__Given request__. Retype each entry below, keeping every character the same.

----- Raw data -----

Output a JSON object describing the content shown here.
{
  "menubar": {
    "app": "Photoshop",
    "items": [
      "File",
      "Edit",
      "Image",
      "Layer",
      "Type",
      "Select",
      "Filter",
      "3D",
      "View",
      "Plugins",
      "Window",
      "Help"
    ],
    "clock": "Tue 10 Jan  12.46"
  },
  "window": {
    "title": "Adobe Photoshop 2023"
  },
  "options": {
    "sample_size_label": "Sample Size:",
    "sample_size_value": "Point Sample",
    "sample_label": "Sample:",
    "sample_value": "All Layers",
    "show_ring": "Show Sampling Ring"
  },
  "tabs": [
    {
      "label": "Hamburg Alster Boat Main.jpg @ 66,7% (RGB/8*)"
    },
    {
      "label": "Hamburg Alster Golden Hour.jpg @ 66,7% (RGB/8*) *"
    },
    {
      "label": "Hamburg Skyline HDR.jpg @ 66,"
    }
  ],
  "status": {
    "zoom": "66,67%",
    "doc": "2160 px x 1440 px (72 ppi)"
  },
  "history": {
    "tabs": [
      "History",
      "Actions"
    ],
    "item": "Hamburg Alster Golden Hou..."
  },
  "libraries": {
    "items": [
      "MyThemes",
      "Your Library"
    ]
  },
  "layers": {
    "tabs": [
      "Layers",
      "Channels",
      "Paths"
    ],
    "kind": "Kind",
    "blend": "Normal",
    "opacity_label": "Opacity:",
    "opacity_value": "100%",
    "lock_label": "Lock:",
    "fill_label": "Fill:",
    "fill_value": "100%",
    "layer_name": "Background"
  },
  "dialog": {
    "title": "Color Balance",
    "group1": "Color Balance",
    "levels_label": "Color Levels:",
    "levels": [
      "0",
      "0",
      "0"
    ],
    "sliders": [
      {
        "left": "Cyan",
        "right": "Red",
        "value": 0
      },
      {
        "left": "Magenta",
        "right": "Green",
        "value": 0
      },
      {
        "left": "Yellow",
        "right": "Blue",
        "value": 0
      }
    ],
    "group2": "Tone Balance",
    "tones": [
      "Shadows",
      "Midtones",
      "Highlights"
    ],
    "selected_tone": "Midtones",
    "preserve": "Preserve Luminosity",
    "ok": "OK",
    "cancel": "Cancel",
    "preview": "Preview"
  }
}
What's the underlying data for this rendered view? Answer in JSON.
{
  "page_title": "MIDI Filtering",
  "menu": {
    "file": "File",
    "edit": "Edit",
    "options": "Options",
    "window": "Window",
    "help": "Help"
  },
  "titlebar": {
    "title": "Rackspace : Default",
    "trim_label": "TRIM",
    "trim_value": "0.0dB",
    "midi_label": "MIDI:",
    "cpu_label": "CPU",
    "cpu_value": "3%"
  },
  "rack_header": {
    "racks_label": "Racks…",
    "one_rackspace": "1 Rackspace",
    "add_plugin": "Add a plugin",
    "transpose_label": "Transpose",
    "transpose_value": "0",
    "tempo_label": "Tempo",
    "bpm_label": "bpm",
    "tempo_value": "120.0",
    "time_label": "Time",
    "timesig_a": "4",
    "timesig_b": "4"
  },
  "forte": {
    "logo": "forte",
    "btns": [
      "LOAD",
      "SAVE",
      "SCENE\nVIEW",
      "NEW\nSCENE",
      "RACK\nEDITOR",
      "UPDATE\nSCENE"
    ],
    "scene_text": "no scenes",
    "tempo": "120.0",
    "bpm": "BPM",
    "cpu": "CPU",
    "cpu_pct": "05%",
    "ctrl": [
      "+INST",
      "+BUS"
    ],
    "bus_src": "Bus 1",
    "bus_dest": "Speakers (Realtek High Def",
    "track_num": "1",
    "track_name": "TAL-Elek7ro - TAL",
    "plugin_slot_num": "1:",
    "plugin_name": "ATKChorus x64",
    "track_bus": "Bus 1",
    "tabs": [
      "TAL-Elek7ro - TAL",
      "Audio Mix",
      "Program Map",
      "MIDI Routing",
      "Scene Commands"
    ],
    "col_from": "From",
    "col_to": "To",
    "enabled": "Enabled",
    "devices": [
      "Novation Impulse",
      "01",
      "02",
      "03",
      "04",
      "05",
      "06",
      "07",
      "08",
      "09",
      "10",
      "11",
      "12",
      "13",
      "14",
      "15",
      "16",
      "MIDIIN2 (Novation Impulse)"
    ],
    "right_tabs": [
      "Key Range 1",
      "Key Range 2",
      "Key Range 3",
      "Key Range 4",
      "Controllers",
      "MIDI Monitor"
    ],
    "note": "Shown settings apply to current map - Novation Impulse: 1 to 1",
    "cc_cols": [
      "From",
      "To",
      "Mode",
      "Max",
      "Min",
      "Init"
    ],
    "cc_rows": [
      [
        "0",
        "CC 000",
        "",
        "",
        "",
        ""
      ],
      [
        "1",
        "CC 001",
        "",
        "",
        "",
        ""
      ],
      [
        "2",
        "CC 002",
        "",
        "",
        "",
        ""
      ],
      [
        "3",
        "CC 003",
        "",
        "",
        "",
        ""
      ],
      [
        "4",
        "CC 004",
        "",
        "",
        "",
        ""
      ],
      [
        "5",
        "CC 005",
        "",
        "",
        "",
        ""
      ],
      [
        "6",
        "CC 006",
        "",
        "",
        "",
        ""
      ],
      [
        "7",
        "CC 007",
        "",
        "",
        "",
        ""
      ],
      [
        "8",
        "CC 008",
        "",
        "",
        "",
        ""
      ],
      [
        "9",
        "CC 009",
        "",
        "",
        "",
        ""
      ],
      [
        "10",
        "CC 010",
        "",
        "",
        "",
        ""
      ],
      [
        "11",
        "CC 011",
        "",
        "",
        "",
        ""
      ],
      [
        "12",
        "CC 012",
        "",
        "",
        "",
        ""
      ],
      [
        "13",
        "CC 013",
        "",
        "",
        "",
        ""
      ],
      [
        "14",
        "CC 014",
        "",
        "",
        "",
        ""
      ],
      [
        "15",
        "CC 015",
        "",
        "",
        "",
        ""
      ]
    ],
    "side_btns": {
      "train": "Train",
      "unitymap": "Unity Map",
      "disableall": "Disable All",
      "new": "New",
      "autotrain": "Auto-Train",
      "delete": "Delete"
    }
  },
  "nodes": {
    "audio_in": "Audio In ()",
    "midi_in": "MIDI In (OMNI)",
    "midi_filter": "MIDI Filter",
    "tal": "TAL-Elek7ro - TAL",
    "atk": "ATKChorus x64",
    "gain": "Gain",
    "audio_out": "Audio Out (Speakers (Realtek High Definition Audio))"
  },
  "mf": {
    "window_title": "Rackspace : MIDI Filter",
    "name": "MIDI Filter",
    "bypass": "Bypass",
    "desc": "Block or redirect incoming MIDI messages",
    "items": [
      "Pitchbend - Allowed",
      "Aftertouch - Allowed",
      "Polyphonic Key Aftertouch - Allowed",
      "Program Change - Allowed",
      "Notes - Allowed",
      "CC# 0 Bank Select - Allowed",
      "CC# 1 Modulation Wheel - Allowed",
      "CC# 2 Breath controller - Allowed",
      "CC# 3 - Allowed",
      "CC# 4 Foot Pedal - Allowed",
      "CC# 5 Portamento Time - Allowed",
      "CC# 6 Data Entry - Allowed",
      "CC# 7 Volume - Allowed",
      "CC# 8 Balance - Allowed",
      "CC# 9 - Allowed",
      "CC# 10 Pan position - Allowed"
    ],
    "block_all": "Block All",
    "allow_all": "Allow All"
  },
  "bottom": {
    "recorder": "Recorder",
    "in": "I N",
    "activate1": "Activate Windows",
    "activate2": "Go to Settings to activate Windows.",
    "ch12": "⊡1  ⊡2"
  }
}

-----

__The solution__.
Output a JSON object describing the content shown here.
{
  "menubar": {
    "app": "Photoshop",
    "items": [
      "File",
      "Edit",
      "Image",
      "Layer",
      "Type",
      "Select",
      "Filter",
      "3D",
      "View",
      "Plugins",
      "Window",
      "Help"
    ],
    "clock": "Tue 10 Jan  12.46"
  },
  "window": {
    "title": "Adobe Photoshop 2023"
  },
  "options": {
    "sample_size_label": "Sample Size:",
    "sample_size_value": "Point Sample",
    "sample_label": "Sample:",
    "sample_value": "All Layers",
    "show_ring": "Show Sampling Ring"
  },
  "tabs": [
    {
      "label": "Hamburg Alster Boat Main.jpg @ 66,7% (RGB/8*)"
    },
    {
      "label": "Hamburg Alster Golden Hour.jpg @ 66,7% (RGB/8*) *"
    },
    {
      "label": "Hamburg Skyline HDR.jpg @ 66,"
    }
  ],
  "status": {
    "zoom": "66,67%",
    "doc": "2160 px x 1440 px (72 ppi)"
  },
  "history": {
    "tabs": [
      "History",
      "Actions"
    ],
    "item": "Hamburg Alster Golden Hou..."
  },
  "libraries": {
    "items": [
      "MyThemes",
      "Your Library"
    ]
  },
  "layers": {
    "tabs": [
      "Layers",
      "Channels",
      "Paths"
    ],
    "kind": "Kind",
    "blend": "Normal",
    "opacity_label": "Opacity:",
    "opacity_value": "100%",
    "lock_label": "Lock:",
    "fill_label": "Fill:",
    "fill_value": "100%",
    "layer_name": "Background"
  },
  "dialog": {
    "title": "Color Balance",
    "group1": "Color Balance",
    "levels_label": "Color Levels:",
    "levels": [
      "0",
      "0",
      "0"
    ],
    "sliders": [
      {
        "left": "Cyan",
        "right": "Red",
        "value": 0
      },
      {
        "left": "Magenta",
        "right": "Green",
        "value": 0
      },
      {
        "left": "Yellow",
        "right": "Blue",
        "value": 0
      }
    ],
    "group2": "Tone Balance",
    "tones": [
      "Shadows",
      "Midtones",
      "Highlights"
    ],
    "selected_tone": "Midtones",
    "preserve": "Preserve Luminosity",
    "ok": "OK",
    "cancel": "Cancel",
    "preview": "Preview"
  }
}
What's the underlying data for this rendered view? Answer in JSON.
{
  "page_title": "MIDI Filtering",
  "menu": {
    "file": "File",
    "edit": "Edit",
    "options": "Options",
    "window": "Window",
    "help": "Help"
  },
  "titlebar": {
    "title": "Rackspace : Default",
    "trim_label": "TRIM",
    "trim_value": "0.0dB",
    "midi_label": "MIDI:",
    "cpu_label": "CPU",
    "cpu_value": "3%"
  },
  "rack_header": {
    "racks_label": "Racks…",
    "one_rackspace": "1 Rackspace",
    "add_plugin": "Add a plugin",
    "transpose_label": "Transpose",
    "transpose_value": "0",
    "tempo_label": "Tempo",
    "bpm_label": "bpm",
    "tempo_value": "120.0",
    "time_label": "Time",
    "timesig_a": "4",
    "timesig_b": "4"
  },
  "forte": {
    "logo": "forte",
    "btns": [
      "LOAD",
      "SAVE",
      "SCENE\nVIEW",
      "NEW\nSCENE",
      "RACK\nEDITOR",
      "UPDATE\nSCENE"
    ],
    "scene_text": "no scenes",
    "tempo": "120.0",
    "bpm": "BPM",
    "cpu": "CPU",
    "cpu_pct": "05%",
    "ctrl": [
      "+INST",
      "+BUS"
    ],
    "bus_src": "Bus 1",
    "bus_dest": "Speakers (Realtek High Def",
    "track_num": "1",
    "track_name": "TAL-Elek7ro - TAL",
    "plugin_slot_num": "1:",
    "plugin_name": "ATKChorus x64",
    "track_bus": "Bus 1",
    "tabs": [
      "TAL-Elek7ro - TAL",
      "Audio Mix",
      "Program Map",
      "MIDI Routing",
      "Scene Commands"
    ],
    "col_from": "From",
    "col_to": "To",
    "enabled": "Enabled",
    "devices": [
      "Novation Impulse",
      "01",
      "02",
      "03",
      "04",
      "05",
      "06",
      "07",
      "08",
      "09",
      "10",
      "11",
      "12",
      "13",
      "14",
      "15",
      "16",
      "MIDIIN2 (Novation Impulse)"
    ],
    "right_tabs": [
      "Key Range 1",
      "Key Range 2",
      "Key Range 3",
      "Key Range 4",
      "Controllers",
      "MIDI Monitor"
    ],
    "note": "Shown settings apply to current map - Novation Impulse: 1 to 1",
    "cc_cols": [
      "From",
      "To",
      "Mode",
      "Max",
      "Min",
      "Init"
    ],
    "cc_rows": [
      [
        "0",
        "CC 000",
        "",
        "",
        "",
        ""
      ],
      [
        "1",
        "CC 001",
        "",
        "",
        "",
        ""
      ],
      [
        "2",
        "CC 002",
        "",
        "",
        "",
        ""
      ],
      [
        "3",
        "CC 003",
        "",
        "",
        "",
        ""
      ],
      [
        "4",
        "CC 004",
        "",
        "",
        "",
        ""
      ],
      [
        "5",
        "CC 005",
        "",
        "",
        "",
        ""
      ],
      [
        "6",
        "CC 006",
        "",
        "",
        "",
        ""
      ],
      [
        "7",
        "CC 007",
        "",
        "",
        "",
        ""
      ],
      [
        "8",
        "CC 008",
        "",
        "",
        "",
        ""
      ],
      [
        "9",
        "CC 009",
        "",
        "",
        "",
        ""
      ],
      [
        "10",
        "CC 010",
        "",
        "",
        "",
        ""
      ],
      [
        "11",
        "CC 011",
        "",
        "",
        "",
        ""
      ],
      [
        "12",
        "CC 012",
        "",
        "",
        "",
        ""
      ],
      [
        "13",
        "CC 013",
        "",
        "",
        "",
        ""
      ],
      [
        "14",
        "CC 014",
        "",
        "",
        "",
        ""
      ],
      [
        "15",
        "CC 015",
        "",
        "",
        "",
        ""
      ]
    ],
    "side_btns": {
      "train": "Train",
      "unitymap": "Unity Map",
      "disableall": "Disable All",
      "new": "New",
      "autotrain": "Auto-Train",
      "delete": "Delete"
    }
  },
  "nodes": {
    "audio_in": "Audio In ()",
    "midi_in": "MIDI In (OMNI)",
    "midi_filter": "MIDI Filter",
    "tal": "TAL-Elek7ro - TAL",
    "atk": "ATKChorus x64",
    "gain": "Gain",
    "audio_out": "Audio Out (Speakers (Realtek High Definition Audio))"
  },
  "mf": {
    "window_title": "Rackspace : MIDI Filter",
    "name": "MIDI Filter",
    "bypass": "Bypass",
    "desc": "Block or redirect incoming MIDI messages",
    "items": [
      "Pitchbend - Allowed",
      "Aftertouch - Allowed",
      "Polyphonic Key Aftertouch - Allowed",
      "Program Change - Allowed",
      "Notes - Allowed",
      "CC# 0 Bank Select - Allowed",
      "CC# 1 Modulation Wheel - Allowed",
      "CC# 2 Breath controller - Allowed",
      "CC# 3 - Allowed",
      "CC# 4 Foot Pedal - Allowed",
      "CC# 5 Portamento Time - Allowed",
      "CC# 6 Data Entry - Allowed",
      "CC# 7 Volume - Allowed",
      "CC# 8 Balance - Allowed",
      "CC# 9 - Allowed",
      "CC# 10 Pan position - Allowed"
    ],
    "block_all": "Block All",
    "allow_all": "Allow All"
  },
  "bottom": {
    "recorder": "Recorder",
    "in": "I N",
    "activate1": "Activate Windows",
    "activate2": "Go to Settings to activate Windows.",
    "ch12": "⊡1  ⊡2"
  }
}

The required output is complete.